## RECORDS SUPPLIED:
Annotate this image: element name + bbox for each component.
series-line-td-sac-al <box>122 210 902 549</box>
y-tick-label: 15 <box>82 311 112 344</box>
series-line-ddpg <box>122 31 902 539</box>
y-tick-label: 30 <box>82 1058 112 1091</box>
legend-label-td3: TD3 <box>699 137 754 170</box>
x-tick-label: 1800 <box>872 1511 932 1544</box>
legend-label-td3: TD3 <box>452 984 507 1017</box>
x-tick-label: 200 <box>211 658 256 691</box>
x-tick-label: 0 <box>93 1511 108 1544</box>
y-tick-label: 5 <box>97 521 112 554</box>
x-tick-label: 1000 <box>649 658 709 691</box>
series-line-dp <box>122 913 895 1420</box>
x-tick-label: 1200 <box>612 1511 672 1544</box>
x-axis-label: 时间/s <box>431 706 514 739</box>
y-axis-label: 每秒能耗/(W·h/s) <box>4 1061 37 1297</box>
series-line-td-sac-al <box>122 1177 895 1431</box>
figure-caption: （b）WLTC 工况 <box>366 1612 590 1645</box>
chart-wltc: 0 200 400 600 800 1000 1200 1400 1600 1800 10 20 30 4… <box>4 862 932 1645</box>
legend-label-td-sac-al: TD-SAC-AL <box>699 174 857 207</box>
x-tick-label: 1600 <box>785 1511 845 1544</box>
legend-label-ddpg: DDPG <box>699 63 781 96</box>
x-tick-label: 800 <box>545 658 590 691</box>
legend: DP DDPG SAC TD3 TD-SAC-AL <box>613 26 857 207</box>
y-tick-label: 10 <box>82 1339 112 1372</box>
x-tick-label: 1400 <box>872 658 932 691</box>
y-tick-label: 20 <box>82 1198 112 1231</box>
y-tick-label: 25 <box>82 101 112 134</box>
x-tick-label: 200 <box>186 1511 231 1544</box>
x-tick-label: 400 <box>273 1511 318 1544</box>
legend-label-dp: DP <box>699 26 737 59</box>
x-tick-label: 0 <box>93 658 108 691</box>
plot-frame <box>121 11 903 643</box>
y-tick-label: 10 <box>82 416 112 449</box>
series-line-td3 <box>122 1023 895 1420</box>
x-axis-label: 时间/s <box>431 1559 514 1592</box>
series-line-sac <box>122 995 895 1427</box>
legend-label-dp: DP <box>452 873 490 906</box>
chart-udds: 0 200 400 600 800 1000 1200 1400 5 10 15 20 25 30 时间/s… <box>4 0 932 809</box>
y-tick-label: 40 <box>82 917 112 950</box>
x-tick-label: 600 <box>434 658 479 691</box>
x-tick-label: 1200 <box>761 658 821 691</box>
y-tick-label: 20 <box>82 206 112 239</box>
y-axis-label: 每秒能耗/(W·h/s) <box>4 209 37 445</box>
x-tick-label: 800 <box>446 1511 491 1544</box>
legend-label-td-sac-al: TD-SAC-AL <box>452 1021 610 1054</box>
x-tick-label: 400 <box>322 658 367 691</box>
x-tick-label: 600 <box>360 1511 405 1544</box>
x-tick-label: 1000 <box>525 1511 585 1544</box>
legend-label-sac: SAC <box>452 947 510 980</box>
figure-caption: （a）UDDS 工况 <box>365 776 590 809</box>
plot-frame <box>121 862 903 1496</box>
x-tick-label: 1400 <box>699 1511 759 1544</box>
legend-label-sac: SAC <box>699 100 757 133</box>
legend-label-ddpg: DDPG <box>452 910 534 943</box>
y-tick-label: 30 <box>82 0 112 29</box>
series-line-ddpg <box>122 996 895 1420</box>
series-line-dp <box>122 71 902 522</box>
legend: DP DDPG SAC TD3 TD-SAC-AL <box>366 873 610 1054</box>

## WRITTEN TASK:
Turn the data above into a numbered list, one entry per line, leaving out any blank lines.

## FULL RESPONSE:
1. Annotate this image: element name + bbox for each component.
2. series-line-td-sac-al <box>122 210 902 549</box>
3. y-tick-label: 15 <box>82 311 112 344</box>
4. series-line-ddpg <box>122 31 902 539</box>
5. y-tick-label: 30 <box>82 1058 112 1091</box>
6. legend-label-td3: TD3 <box>699 137 754 170</box>
7. x-tick-label: 1800 <box>872 1511 932 1544</box>
8. legend-label-td3: TD3 <box>452 984 507 1017</box>
9. x-tick-label: 200 <box>211 658 256 691</box>
10. x-tick-label: 0 <box>93 1511 108 1544</box>
11. y-tick-label: 5 <box>97 521 112 554</box>
12. x-tick-label: 1000 <box>649 658 709 691</box>
13. series-line-dp <box>122 913 895 1420</box>
14. x-tick-label: 1200 <box>612 1511 672 1544</box>
15. x-axis-label: 时间/s <box>431 706 514 739</box>
16. y-axis-label: 每秒能耗/(W·h/s) <box>4 1061 37 1297</box>
17. series-line-td-sac-al <box>122 1177 895 1431</box>
18. figure-caption: （b）WLTC 工况 <box>366 1612 590 1645</box>
19. chart-wltc: 0 200 400 600 800 1000 1200 1400 1600 1800 10 20 30 4… <box>4 862 932 1645</box>
20. legend-label-td-sac-al: TD-SAC-AL <box>699 174 857 207</box>
21. x-tick-label: 1600 <box>785 1511 845 1544</box>
22. legend-label-ddpg: DDPG <box>699 63 781 96</box>
23. x-tick-label: 800 <box>545 658 590 691</box>
24. legend: DP DDPG SAC TD3 TD-SAC-AL <box>613 26 857 207</box>
25. y-tick-label: 10 <box>82 1339 112 1372</box>
26. x-tick-label: 1400 <box>872 658 932 691</box>
27. y-tick-label: 20 <box>82 1198 112 1231</box>
28. y-tick-label: 25 <box>82 101 112 134</box>
29. x-tick-label: 200 <box>186 1511 231 1544</box>
30. x-tick-label: 400 <box>273 1511 318 1544</box>
31. legend-label-dp: DP <box>699 26 737 59</box>
32. x-tick-label: 0 <box>93 658 108 691</box>
33. plot-frame <box>121 11 903 643</box>
34. y-tick-label: 10 <box>82 416 112 449</box>
35. series-line-td3 <box>122 1023 895 1420</box>
36. x-axis-label: 时间/s <box>431 1559 514 1592</box>
37. series-line-sac <box>122 995 895 1427</box>
38. legend-label-dp: DP <box>452 873 490 906</box>
39. chart-udds: 0 200 400 600 800 1000 1200 1400 5 10 15 20 25 30 时间/s… <box>4 0 932 809</box>
40. y-tick-label: 40 <box>82 917 112 950</box>
41. x-tick-label: 600 <box>434 658 479 691</box>
42. x-tick-label: 1200 <box>761 658 821 691</box>
43. y-tick-label: 20 <box>82 206 112 239</box>
44. y-axis-label: 每秒能耗/(W·h/s) <box>4 209 37 445</box>
45. x-tick-label: 800 <box>446 1511 491 1544</box>
46. legend-label-td-sac-al: TD-SAC-AL <box>452 1021 610 1054</box>
47. x-tick-label: 400 <box>322 658 367 691</box>
48. x-tick-label: 600 <box>360 1511 405 1544</box>
49. x-tick-label: 1000 <box>525 1511 585 1544</box>
50. legend-label-sac: SAC <box>452 947 510 980</box>
51. figure-caption: （a）UDDS 工况 <box>365 776 590 809</box>
52. plot-frame <box>121 862 903 1496</box>
53. x-tick-label: 1400 <box>699 1511 759 1544</box>
54. legend-label-sac: SAC <box>699 100 757 133</box>
55. legend-label-ddpg: DDPG <box>452 910 534 943</box>
56. y-tick-label: 30 <box>82 0 112 29</box>
57. series-line-ddpg <box>122 996 895 1420</box>
58. series-line-dp <box>122 71 902 522</box>
59. legend: DP DDPG SAC TD3 TD-SAC-AL <box>366 873 610 1054</box>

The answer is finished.